>> begin

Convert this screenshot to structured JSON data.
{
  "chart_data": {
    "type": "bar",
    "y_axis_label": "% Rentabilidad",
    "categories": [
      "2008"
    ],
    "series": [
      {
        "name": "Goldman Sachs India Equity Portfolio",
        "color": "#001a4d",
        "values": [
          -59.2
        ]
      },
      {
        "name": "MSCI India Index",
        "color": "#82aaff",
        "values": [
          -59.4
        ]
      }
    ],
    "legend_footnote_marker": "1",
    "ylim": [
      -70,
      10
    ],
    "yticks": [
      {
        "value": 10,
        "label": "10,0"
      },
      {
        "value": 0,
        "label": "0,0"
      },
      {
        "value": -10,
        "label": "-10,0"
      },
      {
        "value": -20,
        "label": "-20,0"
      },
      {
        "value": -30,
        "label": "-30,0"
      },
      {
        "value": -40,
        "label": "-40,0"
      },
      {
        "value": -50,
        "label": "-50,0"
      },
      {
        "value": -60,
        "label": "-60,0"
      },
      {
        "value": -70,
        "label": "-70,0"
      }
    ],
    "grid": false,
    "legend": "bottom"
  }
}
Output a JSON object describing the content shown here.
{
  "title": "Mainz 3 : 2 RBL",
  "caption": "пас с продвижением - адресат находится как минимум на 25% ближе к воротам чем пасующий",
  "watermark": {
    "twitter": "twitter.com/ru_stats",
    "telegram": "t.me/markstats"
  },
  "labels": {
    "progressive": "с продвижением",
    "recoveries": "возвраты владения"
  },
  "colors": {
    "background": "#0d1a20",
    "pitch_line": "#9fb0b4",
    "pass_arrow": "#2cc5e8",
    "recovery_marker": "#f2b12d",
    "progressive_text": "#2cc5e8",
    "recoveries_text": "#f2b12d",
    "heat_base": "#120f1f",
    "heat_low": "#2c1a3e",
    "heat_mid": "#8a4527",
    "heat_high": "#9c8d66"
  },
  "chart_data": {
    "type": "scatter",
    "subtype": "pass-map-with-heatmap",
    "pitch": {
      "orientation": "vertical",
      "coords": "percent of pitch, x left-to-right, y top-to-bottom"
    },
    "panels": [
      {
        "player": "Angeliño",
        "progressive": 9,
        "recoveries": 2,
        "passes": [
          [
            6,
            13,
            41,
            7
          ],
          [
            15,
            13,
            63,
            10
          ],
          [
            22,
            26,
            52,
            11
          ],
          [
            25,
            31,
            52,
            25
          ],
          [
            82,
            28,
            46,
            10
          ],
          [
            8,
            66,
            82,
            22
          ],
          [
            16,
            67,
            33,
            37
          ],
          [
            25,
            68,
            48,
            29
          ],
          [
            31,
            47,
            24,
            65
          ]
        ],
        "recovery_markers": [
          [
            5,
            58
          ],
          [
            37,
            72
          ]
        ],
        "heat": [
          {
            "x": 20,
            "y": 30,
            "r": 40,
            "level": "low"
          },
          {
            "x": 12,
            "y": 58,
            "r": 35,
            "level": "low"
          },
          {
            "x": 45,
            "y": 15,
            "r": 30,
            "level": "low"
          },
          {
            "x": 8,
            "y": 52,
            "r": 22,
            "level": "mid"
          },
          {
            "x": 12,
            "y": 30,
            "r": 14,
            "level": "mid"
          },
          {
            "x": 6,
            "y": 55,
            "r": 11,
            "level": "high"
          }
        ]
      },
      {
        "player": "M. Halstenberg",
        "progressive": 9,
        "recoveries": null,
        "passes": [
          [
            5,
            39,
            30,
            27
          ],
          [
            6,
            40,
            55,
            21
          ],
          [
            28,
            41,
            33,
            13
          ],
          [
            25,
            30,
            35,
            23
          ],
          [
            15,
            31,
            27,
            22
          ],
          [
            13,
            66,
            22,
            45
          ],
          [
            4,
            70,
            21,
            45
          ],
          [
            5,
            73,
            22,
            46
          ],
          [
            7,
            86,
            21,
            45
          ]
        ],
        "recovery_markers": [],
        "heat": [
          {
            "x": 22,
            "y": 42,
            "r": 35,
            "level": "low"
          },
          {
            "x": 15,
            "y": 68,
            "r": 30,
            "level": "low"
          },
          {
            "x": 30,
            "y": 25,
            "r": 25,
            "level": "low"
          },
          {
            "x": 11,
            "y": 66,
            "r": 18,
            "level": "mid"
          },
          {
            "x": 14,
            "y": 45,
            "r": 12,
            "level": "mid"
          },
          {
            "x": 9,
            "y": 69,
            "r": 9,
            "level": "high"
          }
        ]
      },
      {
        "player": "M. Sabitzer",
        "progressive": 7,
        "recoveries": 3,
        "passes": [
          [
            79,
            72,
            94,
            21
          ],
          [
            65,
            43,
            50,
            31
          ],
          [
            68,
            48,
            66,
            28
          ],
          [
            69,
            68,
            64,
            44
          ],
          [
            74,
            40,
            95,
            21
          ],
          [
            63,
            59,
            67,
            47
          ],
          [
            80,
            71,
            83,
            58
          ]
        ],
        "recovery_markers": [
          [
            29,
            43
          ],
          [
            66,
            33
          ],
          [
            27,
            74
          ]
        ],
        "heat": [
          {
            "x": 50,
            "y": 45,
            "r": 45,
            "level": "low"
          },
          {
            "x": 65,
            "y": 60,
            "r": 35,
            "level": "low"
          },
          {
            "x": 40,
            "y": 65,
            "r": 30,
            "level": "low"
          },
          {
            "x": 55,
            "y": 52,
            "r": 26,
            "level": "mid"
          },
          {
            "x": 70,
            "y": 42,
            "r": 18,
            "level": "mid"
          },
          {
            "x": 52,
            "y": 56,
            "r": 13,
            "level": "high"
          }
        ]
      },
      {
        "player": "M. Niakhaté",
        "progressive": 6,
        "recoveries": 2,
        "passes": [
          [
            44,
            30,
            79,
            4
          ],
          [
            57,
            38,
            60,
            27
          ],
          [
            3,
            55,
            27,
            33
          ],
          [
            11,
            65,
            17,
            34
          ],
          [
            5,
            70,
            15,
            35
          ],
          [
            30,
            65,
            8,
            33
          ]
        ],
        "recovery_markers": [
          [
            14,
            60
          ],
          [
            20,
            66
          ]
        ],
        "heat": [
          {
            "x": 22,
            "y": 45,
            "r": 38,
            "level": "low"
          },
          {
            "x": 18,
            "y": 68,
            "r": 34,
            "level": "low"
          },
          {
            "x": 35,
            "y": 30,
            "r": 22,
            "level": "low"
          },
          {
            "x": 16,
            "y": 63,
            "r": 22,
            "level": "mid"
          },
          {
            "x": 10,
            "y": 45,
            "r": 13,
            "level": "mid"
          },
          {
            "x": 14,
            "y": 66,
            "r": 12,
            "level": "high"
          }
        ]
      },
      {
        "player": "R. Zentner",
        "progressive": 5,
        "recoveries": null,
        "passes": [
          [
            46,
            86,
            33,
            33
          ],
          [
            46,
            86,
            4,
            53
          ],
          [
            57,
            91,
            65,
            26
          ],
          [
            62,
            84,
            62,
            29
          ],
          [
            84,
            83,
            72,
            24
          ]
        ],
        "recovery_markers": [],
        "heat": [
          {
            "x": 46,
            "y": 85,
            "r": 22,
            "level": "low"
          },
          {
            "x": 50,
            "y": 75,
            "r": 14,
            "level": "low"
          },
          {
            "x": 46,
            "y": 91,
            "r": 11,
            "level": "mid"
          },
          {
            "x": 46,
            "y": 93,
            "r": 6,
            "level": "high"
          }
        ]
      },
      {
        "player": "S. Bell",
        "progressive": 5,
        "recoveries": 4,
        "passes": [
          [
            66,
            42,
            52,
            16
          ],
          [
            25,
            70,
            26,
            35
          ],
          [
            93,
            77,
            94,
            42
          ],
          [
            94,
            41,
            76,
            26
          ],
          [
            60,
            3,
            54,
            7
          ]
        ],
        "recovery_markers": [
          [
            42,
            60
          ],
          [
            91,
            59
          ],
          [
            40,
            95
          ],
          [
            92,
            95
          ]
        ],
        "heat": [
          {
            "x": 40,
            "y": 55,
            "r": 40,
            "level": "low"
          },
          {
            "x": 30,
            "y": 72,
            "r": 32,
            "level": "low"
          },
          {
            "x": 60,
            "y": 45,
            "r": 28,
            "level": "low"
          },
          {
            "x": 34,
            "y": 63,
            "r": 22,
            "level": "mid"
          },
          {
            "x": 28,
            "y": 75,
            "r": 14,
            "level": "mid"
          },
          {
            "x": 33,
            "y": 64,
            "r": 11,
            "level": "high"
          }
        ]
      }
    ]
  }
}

>> end

* [DO THIS]:
Where does the word "bottom" appear? Return each line that holds it.

* [RESULT BELOW]:
    "legend": "bottom"
      "coords": "percent of pitch, x left-to-right, y top-to-bottom"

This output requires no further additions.